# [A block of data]
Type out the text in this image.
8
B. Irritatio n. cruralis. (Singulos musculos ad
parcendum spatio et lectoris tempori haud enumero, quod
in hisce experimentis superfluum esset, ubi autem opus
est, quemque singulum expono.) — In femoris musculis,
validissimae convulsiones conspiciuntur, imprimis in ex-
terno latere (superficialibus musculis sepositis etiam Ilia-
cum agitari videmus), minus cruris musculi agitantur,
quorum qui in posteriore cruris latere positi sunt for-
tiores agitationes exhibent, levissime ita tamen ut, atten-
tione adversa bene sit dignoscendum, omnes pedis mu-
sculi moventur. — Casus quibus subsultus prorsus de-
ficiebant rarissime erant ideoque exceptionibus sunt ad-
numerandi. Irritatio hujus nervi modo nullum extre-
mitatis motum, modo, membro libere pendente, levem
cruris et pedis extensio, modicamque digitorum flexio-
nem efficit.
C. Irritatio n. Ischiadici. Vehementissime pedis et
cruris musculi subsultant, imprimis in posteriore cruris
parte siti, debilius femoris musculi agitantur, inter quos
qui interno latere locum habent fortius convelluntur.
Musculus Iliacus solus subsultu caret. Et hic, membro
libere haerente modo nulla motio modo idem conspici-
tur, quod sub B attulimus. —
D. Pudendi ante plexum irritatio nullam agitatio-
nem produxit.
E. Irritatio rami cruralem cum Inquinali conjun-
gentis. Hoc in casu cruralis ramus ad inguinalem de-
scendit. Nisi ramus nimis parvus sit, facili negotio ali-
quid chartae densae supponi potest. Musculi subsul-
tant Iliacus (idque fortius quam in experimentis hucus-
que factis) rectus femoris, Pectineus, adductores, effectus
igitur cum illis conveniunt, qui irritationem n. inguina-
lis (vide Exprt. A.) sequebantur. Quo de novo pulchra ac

# [Your task]
Please quote the records above exactly, without skipping a line.

# [Final answer]
Type out the text in this image.
8
B. Irritatio n. cruralis. (Singulos musculos ad
parcendum spatio et lectoris tempori haud enumero, quod
in hisce experimentis superfluum esset, ubi autem opus
est, quemque singulum expono.) — In femoris musculis,
validissimae convulsiones conspiciuntur, imprimis in ex-
terno latere (superficialibus musculis sepositis etiam Ilia-
cum agitari videmus), minus cruris musculi agitantur,
quorum qui in posteriore cruris latere positi sunt for-
tiores agitationes exhibent, levissime ita tamen ut, atten-
tione adversa bene sit dignoscendum, omnes pedis mu-
sculi moventur. — Casus quibus subsultus prorsus de-
ficiebant rarissime erant ideoque exceptionibus sunt ad-
numerandi. Irritatio hujus nervi modo nullum extre-
mitatis motum, modo, membro libere pendente, levem
cruris et pedis extensio, modicamque digitorum flexio-
nem efficit.
C. Irritatio n. Ischiadici. Vehementissime pedis et
cruris musculi subsultant, imprimis in posteriore cruris
parte siti, debilius femoris musculi agitantur, inter quos
qui interno latere locum habent fortius convelluntur.
Musculus Iliacus solus subsultu caret. Et hic, membro
libere haerente modo nulla motio modo idem conspici-
tur, quod sub B attulimus. —
D. Pudendi ante plexum irritatio nullam agitatio-
nem produxit.
E. Irritatio rami cruralem cum Inquinali conjun-
gentis. Hoc in casu cruralis ramus ad inguinalem de-
scendit. Nisi ramus nimis parvus sit, facili negotio ali-
quid chartae densae supponi potest. Musculi subsul-
tant Iliacus (idque fortius quam in experimentis hucus-
que factis) rectus femoris, Pectineus, adductores, effectus
igitur cum illis conveniunt, qui irritationem n. inguina-
lis (vide Exprt. A.) sequebantur. Quo de novo pulchra ac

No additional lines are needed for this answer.